Find the line that contains "Give me a plain-text"; then retype it and each line after it, exactly, through the final line of the data below.

========================================

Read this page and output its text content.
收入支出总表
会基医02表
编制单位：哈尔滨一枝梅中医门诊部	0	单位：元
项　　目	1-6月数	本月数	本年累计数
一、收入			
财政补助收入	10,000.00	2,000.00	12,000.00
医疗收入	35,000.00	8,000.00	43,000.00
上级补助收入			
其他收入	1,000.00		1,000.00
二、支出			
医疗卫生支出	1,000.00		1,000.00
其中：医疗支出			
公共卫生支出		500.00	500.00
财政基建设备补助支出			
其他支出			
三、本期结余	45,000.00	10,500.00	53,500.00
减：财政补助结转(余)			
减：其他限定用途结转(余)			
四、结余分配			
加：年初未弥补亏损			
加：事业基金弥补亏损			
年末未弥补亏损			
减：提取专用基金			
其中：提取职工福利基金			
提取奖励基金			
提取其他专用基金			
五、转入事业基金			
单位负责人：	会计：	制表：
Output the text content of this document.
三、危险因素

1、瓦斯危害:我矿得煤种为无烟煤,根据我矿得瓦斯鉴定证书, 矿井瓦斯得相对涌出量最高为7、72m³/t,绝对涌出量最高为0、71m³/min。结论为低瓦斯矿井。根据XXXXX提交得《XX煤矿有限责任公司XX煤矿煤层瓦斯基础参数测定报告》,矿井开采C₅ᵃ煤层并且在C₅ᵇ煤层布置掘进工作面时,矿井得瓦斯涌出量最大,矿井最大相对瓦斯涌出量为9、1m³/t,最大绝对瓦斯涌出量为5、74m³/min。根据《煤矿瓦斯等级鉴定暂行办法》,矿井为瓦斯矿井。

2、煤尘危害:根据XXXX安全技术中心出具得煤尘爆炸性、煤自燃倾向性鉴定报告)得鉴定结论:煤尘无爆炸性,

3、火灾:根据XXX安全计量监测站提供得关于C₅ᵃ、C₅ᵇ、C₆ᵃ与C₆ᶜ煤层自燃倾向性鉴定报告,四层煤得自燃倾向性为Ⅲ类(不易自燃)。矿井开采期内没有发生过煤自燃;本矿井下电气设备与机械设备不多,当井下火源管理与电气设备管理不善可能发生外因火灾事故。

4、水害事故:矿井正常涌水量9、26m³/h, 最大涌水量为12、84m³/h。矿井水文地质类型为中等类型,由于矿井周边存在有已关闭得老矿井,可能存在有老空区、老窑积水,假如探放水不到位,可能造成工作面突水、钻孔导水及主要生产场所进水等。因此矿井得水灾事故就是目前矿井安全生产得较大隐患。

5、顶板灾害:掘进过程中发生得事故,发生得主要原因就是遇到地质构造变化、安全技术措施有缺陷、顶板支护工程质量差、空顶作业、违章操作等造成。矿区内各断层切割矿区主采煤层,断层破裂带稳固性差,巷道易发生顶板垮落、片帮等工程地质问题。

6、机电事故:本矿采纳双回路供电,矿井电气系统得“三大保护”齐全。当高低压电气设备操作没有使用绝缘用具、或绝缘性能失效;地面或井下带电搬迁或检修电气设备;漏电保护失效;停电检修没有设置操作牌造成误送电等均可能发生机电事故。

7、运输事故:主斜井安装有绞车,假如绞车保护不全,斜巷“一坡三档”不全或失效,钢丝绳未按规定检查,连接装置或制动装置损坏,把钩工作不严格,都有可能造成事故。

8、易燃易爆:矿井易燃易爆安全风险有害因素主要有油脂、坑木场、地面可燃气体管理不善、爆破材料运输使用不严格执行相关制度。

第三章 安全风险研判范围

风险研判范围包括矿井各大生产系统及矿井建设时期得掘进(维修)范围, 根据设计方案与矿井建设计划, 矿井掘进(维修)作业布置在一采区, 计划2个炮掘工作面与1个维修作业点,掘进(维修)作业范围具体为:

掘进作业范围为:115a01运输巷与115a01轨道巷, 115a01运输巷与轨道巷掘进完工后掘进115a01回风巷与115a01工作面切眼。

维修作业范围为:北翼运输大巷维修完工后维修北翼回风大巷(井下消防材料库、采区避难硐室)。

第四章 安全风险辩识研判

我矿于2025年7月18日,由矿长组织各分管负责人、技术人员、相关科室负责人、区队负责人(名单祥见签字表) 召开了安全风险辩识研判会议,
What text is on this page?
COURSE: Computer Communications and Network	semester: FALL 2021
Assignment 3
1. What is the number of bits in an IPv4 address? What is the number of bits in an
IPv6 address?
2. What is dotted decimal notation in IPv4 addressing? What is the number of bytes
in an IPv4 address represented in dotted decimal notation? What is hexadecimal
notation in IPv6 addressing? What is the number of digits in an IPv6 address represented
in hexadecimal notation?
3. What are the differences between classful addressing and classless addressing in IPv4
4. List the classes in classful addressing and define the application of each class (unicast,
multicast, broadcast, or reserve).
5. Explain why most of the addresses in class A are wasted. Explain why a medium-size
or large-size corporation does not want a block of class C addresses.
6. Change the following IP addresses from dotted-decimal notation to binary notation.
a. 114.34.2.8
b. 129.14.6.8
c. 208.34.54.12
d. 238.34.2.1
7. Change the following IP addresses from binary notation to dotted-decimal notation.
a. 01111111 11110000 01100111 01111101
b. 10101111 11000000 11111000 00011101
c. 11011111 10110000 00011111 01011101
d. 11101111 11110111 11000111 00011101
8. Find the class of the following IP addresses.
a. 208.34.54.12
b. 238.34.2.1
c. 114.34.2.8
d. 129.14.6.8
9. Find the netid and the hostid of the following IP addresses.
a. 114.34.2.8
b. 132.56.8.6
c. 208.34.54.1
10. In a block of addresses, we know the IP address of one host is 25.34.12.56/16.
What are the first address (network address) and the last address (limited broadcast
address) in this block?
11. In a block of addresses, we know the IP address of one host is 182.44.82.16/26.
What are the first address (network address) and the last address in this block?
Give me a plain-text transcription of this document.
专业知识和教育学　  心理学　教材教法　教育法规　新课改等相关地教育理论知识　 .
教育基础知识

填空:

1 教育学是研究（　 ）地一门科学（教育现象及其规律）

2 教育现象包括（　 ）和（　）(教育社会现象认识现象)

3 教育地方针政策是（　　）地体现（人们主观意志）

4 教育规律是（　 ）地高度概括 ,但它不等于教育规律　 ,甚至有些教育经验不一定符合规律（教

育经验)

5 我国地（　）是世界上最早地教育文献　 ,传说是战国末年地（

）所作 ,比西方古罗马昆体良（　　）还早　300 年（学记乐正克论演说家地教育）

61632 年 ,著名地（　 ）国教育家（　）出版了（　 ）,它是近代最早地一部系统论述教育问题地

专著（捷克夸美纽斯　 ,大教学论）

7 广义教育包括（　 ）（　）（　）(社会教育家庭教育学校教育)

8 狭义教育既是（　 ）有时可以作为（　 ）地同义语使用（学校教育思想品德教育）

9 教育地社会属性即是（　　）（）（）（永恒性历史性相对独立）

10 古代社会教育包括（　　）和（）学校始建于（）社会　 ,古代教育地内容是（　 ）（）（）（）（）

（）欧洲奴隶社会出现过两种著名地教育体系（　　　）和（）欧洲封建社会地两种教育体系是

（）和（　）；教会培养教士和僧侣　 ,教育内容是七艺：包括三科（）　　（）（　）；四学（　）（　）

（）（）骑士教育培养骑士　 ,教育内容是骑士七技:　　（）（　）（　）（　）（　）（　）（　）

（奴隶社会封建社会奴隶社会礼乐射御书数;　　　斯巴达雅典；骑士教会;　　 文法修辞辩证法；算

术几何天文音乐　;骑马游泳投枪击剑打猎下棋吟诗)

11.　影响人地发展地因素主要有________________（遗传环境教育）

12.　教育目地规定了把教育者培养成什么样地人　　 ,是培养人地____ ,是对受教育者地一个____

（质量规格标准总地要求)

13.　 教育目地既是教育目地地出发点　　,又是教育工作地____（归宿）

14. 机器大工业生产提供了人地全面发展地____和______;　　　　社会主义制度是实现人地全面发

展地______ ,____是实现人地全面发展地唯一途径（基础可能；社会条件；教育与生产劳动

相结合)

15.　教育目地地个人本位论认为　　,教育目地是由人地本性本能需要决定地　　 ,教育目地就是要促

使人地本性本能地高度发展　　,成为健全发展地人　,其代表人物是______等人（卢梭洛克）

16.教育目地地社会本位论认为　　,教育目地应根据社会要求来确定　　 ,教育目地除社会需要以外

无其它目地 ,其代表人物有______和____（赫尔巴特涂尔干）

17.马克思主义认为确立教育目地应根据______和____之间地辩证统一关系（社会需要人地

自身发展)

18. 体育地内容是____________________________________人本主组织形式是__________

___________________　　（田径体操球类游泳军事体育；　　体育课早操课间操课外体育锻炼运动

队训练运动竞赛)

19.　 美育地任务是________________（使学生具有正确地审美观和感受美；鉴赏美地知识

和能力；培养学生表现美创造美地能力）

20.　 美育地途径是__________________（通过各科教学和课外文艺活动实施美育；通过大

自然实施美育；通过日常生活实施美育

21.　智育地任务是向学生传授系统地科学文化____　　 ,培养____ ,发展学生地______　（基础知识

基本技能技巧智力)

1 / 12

========================================

**RESULT FOR THIS EXERCISE**
Give me a plain-text transcription of this document.
专业知识和教育学　  心理学　教材教法　教育法规　新课改等相关地教育理论知识　 .
教育基础知识

填空:

1 教育学是研究（　 ）地一门科学（教育现象及其规律）

2 教育现象包括（　 ）和（　）(教育社会现象认识现象)

3 教育地方针政策是（　　）地体现（人们主观意志）

4 教育规律是（　 ）地高度概括 ,但它不等于教育规律　 ,甚至有些教育经验不一定符合规律（教

育经验)

5 我国地（　）是世界上最早地教育文献　 ,传说是战国末年地（

）所作 ,比西方古罗马昆体良（　　）还早　300 年（学记乐正克论演说家地教育）

61632 年 ,著名地（　 ）国教育家（　）出版了（　 ）,它是近代最早地一部系统论述教育问题地

专著（捷克夸美纽斯　 ,大教学论）

7 广义教育包括（　 ）（　）（　）(社会教育家庭教育学校教育)

8 狭义教育既是（　 ）有时可以作为（　 ）地同义语使用（学校教育思想品德教育）

9 教育地社会属性即是（　　）（）（）（永恒性历史性相对独立）

10 古代社会教育包括（　　）和（）学校始建于（）社会　 ,古代教育地内容是（　 ）（）（）（）（）

（）欧洲奴隶社会出现过两种著名地教育体系（　　　）和（）欧洲封建社会地两种教育体系是

（）和（　）；教会培养教士和僧侣　 ,教育内容是七艺：包括三科（）　　（）（　）；四学（　）（　）

（）（）骑士教育培养骑士　 ,教育内容是骑士七技:　　（）（　）（　）（　）（　）（　）（　）

（奴隶社会封建社会奴隶社会礼乐射御书数;　　　斯巴达雅典；骑士教会;　　 文法修辞辩证法；算

术几何天文音乐　;骑马游泳投枪击剑打猎下棋吟诗)

11.　影响人地发展地因素主要有________________（遗传环境教育）

12.　教育目地规定了把教育者培养成什么样地人　　 ,是培养人地____ ,是对受教育者地一个____

（质量规格标准总地要求)

13.　 教育目地既是教育目地地出发点　　,又是教育工作地____（归宿）

14. 机器大工业生产提供了人地全面发展地____和______;　　　　社会主义制度是实现人地全面发

展地______ ,____是实现人地全面发展地唯一途径（基础可能；社会条件；教育与生产劳动

相结合)

15.　教育目地地个人本位论认为　　,教育目地是由人地本性本能需要决定地　　 ,教育目地就是要促

使人地本性本能地高度发展　　,成为健全发展地人　,其代表人物是______等人（卢梭洛克）

16.教育目地地社会本位论认为　　,教育目地应根据社会要求来确定　　 ,教育目地除社会需要以外

无其它目地 ,其代表人物有______和____（赫尔巴特涂尔干）

17.马克思主义认为确立教育目地应根据______和____之间地辩证统一关系（社会需要人地

自身发展)

18. 体育地内容是____________________________________人本主组织形式是__________

___________________　　（田径体操球类游泳军事体育；　　体育课早操课间操课外体育锻炼运动

队训练运动竞赛)

19.　 美育地任务是________________（使学生具有正确地审美观和感受美；鉴赏美地知识

和能力；培养学生表现美创造美地能力）

20.　 美育地途径是__________________（通过各科教学和课外文艺活动实施美育；通过大

自然实施美育；通过日常生活实施美育

21.　智育地任务是向学生传授系统地科学文化____　　 ,培养____ ,发展学生地______　（基础知识

基本技能技巧智力)

1 / 12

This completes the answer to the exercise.